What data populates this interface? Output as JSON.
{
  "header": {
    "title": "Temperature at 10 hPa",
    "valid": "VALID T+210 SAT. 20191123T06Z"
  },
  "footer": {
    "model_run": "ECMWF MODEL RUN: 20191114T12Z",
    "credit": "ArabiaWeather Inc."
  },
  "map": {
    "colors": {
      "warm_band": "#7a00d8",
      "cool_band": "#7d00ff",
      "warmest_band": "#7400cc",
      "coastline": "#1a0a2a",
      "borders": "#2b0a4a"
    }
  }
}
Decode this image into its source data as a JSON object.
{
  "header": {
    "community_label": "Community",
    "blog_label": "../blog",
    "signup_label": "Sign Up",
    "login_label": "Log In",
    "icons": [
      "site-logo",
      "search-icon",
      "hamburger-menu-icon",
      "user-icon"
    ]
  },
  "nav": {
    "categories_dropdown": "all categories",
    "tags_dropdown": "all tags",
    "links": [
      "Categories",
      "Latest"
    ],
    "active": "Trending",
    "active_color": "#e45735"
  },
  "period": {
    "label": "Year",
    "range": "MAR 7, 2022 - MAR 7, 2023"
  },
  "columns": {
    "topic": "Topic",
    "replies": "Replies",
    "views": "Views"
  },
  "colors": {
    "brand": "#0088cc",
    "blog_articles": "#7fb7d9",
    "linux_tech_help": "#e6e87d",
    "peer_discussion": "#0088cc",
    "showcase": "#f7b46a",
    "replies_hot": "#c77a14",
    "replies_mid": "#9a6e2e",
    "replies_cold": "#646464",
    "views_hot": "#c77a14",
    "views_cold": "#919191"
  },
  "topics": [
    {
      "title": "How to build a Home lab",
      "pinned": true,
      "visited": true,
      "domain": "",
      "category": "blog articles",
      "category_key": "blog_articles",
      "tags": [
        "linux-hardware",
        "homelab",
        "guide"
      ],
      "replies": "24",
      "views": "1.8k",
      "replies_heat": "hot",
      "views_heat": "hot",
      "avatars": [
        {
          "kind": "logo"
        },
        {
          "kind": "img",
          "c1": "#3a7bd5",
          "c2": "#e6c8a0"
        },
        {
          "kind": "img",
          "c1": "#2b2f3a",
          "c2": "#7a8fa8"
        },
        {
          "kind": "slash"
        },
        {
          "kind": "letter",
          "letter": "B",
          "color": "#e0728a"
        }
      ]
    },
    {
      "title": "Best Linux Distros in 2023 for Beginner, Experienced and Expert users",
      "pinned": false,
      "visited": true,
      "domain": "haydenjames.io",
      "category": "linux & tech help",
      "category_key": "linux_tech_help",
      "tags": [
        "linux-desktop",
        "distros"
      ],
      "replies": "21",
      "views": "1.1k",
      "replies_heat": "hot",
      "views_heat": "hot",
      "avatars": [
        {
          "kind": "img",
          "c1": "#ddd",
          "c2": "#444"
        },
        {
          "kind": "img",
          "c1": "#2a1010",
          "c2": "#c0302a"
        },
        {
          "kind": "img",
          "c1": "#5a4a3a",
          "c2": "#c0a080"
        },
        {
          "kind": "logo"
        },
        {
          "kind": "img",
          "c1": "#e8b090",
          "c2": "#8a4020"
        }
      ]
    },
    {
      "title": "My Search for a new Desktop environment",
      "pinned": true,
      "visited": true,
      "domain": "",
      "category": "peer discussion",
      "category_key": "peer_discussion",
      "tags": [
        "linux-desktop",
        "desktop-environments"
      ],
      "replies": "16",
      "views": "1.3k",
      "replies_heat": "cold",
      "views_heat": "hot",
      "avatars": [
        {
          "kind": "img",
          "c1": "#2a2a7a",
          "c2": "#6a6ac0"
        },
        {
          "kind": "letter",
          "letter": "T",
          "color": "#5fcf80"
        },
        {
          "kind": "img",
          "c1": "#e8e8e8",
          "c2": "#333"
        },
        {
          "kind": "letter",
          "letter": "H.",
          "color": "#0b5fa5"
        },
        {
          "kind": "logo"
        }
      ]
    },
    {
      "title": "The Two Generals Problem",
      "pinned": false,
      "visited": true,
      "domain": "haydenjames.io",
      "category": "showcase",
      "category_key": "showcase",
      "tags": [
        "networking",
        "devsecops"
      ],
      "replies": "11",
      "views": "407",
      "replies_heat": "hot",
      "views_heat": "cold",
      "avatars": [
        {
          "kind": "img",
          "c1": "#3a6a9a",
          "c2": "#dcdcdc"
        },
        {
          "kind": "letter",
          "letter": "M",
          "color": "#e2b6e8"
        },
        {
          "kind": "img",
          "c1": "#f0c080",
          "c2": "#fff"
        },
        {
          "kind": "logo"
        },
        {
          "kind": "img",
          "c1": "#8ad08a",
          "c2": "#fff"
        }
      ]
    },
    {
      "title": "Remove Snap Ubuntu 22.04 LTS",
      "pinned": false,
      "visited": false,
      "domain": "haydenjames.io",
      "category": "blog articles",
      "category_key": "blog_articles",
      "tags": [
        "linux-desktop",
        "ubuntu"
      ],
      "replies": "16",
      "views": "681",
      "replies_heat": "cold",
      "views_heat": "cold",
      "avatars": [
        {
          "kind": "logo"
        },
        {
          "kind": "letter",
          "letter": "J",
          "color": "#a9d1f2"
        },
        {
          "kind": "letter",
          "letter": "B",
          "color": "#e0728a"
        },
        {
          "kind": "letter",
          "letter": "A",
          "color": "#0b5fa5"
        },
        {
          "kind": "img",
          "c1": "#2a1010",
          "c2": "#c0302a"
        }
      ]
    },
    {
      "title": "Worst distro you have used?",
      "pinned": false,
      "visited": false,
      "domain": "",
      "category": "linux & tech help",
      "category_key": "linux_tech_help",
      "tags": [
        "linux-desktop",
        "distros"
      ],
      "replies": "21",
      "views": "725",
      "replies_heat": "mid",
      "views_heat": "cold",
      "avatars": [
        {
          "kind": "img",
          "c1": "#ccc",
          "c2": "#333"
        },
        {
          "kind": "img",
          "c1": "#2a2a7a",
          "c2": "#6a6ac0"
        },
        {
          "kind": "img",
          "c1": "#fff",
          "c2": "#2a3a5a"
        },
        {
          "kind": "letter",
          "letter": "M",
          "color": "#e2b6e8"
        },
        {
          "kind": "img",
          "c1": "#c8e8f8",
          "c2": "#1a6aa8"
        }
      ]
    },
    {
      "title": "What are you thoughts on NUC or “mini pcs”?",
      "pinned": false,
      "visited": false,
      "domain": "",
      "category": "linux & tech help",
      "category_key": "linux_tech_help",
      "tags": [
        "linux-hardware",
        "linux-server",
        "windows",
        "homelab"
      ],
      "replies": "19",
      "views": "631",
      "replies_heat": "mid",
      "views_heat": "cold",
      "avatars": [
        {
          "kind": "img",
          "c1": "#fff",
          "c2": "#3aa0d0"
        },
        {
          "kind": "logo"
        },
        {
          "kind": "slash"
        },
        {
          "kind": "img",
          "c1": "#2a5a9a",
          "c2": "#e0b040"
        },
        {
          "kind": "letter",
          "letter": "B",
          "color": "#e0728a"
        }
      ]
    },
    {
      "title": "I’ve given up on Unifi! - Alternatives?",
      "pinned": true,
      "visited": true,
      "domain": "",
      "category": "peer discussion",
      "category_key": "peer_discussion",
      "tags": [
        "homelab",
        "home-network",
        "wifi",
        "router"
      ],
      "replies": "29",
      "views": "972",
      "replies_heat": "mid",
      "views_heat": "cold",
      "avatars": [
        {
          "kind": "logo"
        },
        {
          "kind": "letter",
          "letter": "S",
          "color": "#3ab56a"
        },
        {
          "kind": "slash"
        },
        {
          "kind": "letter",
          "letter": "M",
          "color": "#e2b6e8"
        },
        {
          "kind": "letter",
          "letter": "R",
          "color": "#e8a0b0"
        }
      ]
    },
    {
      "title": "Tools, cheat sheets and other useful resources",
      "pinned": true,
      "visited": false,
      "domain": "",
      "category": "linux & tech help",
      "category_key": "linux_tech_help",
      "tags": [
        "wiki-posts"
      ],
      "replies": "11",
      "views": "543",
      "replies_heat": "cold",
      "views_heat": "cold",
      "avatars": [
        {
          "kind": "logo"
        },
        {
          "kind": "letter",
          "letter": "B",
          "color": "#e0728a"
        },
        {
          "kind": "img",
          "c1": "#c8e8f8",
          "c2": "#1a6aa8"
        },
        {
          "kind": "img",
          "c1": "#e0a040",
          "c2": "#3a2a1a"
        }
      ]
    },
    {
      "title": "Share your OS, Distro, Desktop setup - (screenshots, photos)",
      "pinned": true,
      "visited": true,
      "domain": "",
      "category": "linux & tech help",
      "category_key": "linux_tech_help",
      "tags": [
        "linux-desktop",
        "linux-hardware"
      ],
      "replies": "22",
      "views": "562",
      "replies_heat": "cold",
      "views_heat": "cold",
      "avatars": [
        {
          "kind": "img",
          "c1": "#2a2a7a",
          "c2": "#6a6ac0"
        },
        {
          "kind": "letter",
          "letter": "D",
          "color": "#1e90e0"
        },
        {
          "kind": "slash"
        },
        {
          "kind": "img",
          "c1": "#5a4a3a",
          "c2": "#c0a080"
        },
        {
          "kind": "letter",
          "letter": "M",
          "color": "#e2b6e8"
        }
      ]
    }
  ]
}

● **Given request**: Reproduce each line of the material containing the word "showcase".

● **Answer below**:
    "showcase": "#f7b46a",
      "category": "showcase",
      "category_key": "showcase",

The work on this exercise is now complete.